What the task requires — Give every line again exactly as it appears, please, but not the pictures.
BEGIN Data rows
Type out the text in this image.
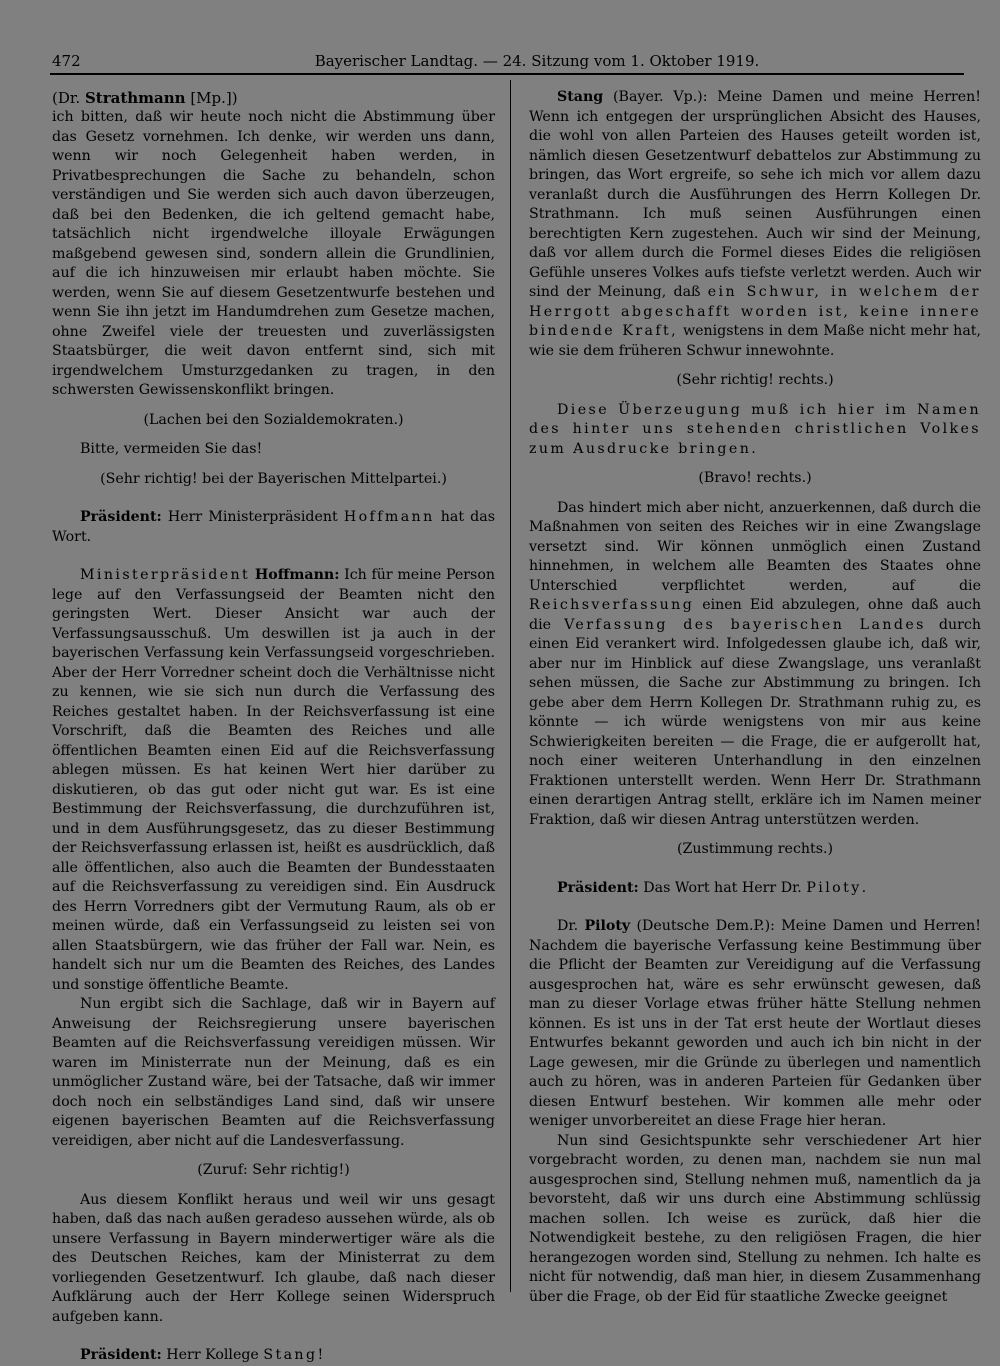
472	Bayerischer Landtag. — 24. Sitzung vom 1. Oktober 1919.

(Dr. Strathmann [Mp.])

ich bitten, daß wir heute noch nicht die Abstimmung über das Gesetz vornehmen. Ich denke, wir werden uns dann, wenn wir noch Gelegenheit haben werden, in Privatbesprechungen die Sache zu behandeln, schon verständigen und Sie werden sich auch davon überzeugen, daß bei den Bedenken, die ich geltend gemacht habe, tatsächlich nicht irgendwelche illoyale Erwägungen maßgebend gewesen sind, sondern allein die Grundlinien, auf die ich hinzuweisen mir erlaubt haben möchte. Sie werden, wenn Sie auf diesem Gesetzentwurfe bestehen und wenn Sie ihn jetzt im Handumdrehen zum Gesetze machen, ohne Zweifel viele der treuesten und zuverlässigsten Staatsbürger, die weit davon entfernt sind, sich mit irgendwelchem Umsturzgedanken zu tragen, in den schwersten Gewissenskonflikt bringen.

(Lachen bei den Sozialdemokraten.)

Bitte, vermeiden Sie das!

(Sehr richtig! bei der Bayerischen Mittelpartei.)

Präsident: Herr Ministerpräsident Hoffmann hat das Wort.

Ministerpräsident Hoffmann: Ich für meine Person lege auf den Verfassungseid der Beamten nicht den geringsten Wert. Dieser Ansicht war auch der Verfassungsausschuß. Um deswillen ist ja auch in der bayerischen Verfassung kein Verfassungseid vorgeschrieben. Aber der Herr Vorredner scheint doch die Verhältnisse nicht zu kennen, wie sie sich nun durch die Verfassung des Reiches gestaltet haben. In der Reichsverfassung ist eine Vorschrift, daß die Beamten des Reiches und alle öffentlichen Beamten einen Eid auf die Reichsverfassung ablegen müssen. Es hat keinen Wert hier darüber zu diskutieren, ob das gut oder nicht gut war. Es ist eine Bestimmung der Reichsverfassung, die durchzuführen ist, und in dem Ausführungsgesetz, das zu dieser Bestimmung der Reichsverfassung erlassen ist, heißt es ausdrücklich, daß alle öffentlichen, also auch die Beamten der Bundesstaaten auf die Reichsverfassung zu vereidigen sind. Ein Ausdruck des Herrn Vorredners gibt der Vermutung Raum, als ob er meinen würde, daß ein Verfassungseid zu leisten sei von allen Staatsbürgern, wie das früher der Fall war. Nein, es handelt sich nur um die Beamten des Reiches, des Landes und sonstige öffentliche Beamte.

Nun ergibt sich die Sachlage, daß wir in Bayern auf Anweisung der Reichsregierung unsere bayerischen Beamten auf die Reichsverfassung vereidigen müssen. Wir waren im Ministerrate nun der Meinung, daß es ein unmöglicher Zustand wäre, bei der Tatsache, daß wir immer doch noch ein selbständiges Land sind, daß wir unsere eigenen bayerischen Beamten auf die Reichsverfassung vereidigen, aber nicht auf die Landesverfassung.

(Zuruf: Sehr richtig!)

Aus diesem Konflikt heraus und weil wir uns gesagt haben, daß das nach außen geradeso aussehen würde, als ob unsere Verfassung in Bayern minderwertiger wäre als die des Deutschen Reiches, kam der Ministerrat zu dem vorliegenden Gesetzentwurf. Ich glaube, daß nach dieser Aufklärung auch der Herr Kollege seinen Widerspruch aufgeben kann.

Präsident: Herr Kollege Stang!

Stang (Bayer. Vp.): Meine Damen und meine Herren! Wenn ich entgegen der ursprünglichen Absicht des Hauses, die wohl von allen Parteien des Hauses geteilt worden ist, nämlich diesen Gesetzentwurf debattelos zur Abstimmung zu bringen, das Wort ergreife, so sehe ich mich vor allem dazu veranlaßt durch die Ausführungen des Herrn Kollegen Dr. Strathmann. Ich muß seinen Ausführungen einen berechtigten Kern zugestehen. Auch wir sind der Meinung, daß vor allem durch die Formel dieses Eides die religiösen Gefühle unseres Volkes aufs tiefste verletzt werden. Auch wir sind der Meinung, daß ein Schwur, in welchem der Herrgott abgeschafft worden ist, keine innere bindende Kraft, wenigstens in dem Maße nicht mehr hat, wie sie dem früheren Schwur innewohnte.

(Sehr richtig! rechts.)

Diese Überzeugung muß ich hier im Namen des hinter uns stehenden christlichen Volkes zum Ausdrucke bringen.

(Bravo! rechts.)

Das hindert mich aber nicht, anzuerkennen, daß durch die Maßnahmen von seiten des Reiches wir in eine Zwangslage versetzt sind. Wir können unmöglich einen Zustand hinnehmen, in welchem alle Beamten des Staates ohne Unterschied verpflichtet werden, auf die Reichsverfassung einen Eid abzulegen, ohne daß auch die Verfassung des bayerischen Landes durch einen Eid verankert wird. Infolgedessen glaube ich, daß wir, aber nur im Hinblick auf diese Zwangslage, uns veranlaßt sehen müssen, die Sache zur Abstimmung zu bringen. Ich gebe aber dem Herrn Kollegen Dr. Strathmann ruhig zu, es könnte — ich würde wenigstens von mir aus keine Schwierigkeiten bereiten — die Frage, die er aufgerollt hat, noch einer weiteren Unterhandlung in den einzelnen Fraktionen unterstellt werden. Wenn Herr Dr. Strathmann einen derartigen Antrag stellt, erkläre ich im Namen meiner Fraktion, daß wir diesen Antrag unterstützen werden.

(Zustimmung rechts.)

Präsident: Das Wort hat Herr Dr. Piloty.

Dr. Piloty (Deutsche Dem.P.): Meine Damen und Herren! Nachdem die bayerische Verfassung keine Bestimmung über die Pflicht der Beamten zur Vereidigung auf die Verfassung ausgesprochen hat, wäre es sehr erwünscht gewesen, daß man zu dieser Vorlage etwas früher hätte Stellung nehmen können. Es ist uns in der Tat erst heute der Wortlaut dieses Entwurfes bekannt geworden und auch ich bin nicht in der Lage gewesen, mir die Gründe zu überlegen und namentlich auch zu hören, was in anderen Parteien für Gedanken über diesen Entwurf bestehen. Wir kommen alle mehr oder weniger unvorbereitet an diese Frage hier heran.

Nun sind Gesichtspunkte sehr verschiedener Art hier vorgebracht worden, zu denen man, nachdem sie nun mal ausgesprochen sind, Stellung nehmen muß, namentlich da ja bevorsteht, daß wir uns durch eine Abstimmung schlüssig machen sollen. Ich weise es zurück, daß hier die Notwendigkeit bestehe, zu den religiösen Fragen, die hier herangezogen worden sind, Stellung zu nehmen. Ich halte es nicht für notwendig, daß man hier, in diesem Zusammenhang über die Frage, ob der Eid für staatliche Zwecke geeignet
END Data rows
Response to this task —
Type out the text in this image.
472	Bayerischer Landtag. — 24. Sitzung vom 1. Oktober 1919.

(Dr. Strathmann [Mp.])

ich bitten, daß wir heute noch nicht die Abstimmung über das Gesetz vornehmen. Ich denke, wir werden uns dann, wenn wir noch Gelegenheit haben werden, in Privatbesprechungen die Sache zu behandeln, schon verständigen und Sie werden sich auch davon überzeugen, daß bei den Bedenken, die ich geltend gemacht habe, tatsächlich nicht irgendwelche illoyale Erwägungen maßgebend gewesen sind, sondern allein die Grundlinien, auf die ich hinzuweisen mir erlaubt haben möchte. Sie werden, wenn Sie auf diesem Gesetzentwurfe bestehen und wenn Sie ihn jetzt im Handumdrehen zum Gesetze machen, ohne Zweifel viele der treuesten und zuverlässigsten Staatsbürger, die weit davon entfernt sind, sich mit irgendwelchem Umsturzgedanken zu tragen, in den schwersten Gewissenskonflikt bringen.

(Lachen bei den Sozialdemokraten.)

Bitte, vermeiden Sie das!

(Sehr richtig! bei der Bayerischen Mittelpartei.)

Präsident: Herr Ministerpräsident Hoffmann hat das Wort.

Ministerpräsident Hoffmann: Ich für meine Person lege auf den Verfassungseid der Beamten nicht den geringsten Wert. Dieser Ansicht war auch der Verfassungsausschuß. Um deswillen ist ja auch in der bayerischen Verfassung kein Verfassungseid vorgeschrieben. Aber der Herr Vorredner scheint doch die Verhältnisse nicht zu kennen, wie sie sich nun durch die Verfassung des Reiches gestaltet haben. In der Reichsverfassung ist eine Vorschrift, daß die Beamten des Reiches und alle öffentlichen Beamten einen Eid auf die Reichsverfassung ablegen müssen. Es hat keinen Wert hier darüber zu diskutieren, ob das gut oder nicht gut war. Es ist eine Bestimmung der Reichsverfassung, die durchzuführen ist, und in dem Ausführungsgesetz, das zu dieser Bestimmung der Reichsverfassung erlassen ist, heißt es ausdrücklich, daß alle öffentlichen, also auch die Beamten der Bundesstaaten auf die Reichsverfassung zu vereidigen sind. Ein Ausdruck des Herrn Vorredners gibt der Vermutung Raum, als ob er meinen würde, daß ein Verfassungseid zu leisten sei von allen Staatsbürgern, wie das früher der Fall war. Nein, es handelt sich nur um die Beamten des Reiches, des Landes und sonstige öffentliche Beamte.

Nun ergibt sich die Sachlage, daß wir in Bayern auf Anweisung der Reichsregierung unsere bayerischen Beamten auf die Reichsverfassung vereidigen müssen. Wir waren im Ministerrate nun der Meinung, daß es ein unmöglicher Zustand wäre, bei der Tatsache, daß wir immer doch noch ein selbständiges Land sind, daß wir unsere eigenen bayerischen Beamten auf die Reichsverfassung vereidigen, aber nicht auf die Landesverfassung.

(Zuruf: Sehr richtig!)

Aus diesem Konflikt heraus und weil wir uns gesagt haben, daß das nach außen geradeso aussehen würde, als ob unsere Verfassung in Bayern minderwertiger wäre als die des Deutschen Reiches, kam der Ministerrat zu dem vorliegenden Gesetzentwurf. Ich glaube, daß nach dieser Aufklärung auch der Herr Kollege seinen Widerspruch aufgeben kann.

Präsident: Herr Kollege Stang!

Stang (Bayer. Vp.): Meine Damen und meine Herren! Wenn ich entgegen der ursprünglichen Absicht des Hauses, die wohl von allen Parteien des Hauses geteilt worden ist, nämlich diesen Gesetzentwurf debattelos zur Abstimmung zu bringen, das Wort ergreife, so sehe ich mich vor allem dazu veranlaßt durch die Ausführungen des Herrn Kollegen Dr. Strathmann. Ich muß seinen Ausführungen einen berechtigten Kern zugestehen. Auch wir sind der Meinung, daß vor allem durch die Formel dieses Eides die religiösen Gefühle unseres Volkes aufs tiefste verletzt werden. Auch wir sind der Meinung, daß ein Schwur, in welchem der Herrgott abgeschafft worden ist, keine innere bindende Kraft, wenigstens in dem Maße nicht mehr hat, wie sie dem früheren Schwur innewohnte.

(Sehr richtig! rechts.)

Diese Überzeugung muß ich hier im Namen des hinter uns stehenden christlichen Volkes zum Ausdrucke bringen.

(Bravo! rechts.)

Das hindert mich aber nicht, anzuerkennen, daß durch die Maßnahmen von seiten des Reiches wir in eine Zwangslage versetzt sind. Wir können unmöglich einen Zustand hinnehmen, in welchem alle Beamten des Staates ohne Unterschied verpflichtet werden, auf die Reichsverfassung einen Eid abzulegen, ohne daß auch die Verfassung des bayerischen Landes durch einen Eid verankert wird. Infolgedessen glaube ich, daß wir, aber nur im Hinblick auf diese Zwangslage, uns veranlaßt sehen müssen, die Sache zur Abstimmung zu bringen. Ich gebe aber dem Herrn Kollegen Dr. Strathmann ruhig zu, es könnte — ich würde wenigstens von mir aus keine Schwierigkeiten bereiten — die Frage, die er aufgerollt hat, noch einer weiteren Unterhandlung in den einzelnen Fraktionen unterstellt werden. Wenn Herr Dr. Strathmann einen derartigen Antrag stellt, erkläre ich im Namen meiner Fraktion, daß wir diesen Antrag unterstützen werden.

(Zustimmung rechts.)

Präsident: Das Wort hat Herr Dr. Piloty.

Dr. Piloty (Deutsche Dem.P.): Meine Damen und Herren! Nachdem die bayerische Verfassung keine Bestimmung über die Pflicht der Beamten zur Vereidigung auf die Verfassung ausgesprochen hat, wäre es sehr erwünscht gewesen, daß man zu dieser Vorlage etwas früher hätte Stellung nehmen können. Es ist uns in der Tat erst heute der Wortlaut dieses Entwurfes bekannt geworden und auch ich bin nicht in der Lage gewesen, mir die Gründe zu überlegen und namentlich auch zu hören, was in anderen Parteien für Gedanken über diesen Entwurf bestehen. Wir kommen alle mehr oder weniger unvorbereitet an diese Frage hier heran.

Nun sind Gesichtspunkte sehr verschiedener Art hier vorgebracht worden, zu denen man, nachdem sie nun mal ausgesprochen sind, Stellung nehmen muß, namentlich da ja bevorsteht, daß wir uns durch eine Abstimmung schlüssig machen sollen. Ich weise es zurück, daß hier die Notwendigkeit bestehe, zu den religiösen Fragen, die hier herangezogen worden sind, Stellung zu nehmen. Ich halte es nicht für notwendig, daß man hier, in diesem Zusammenhang über die Frage, ob der Eid für staatliche Zwecke geeignet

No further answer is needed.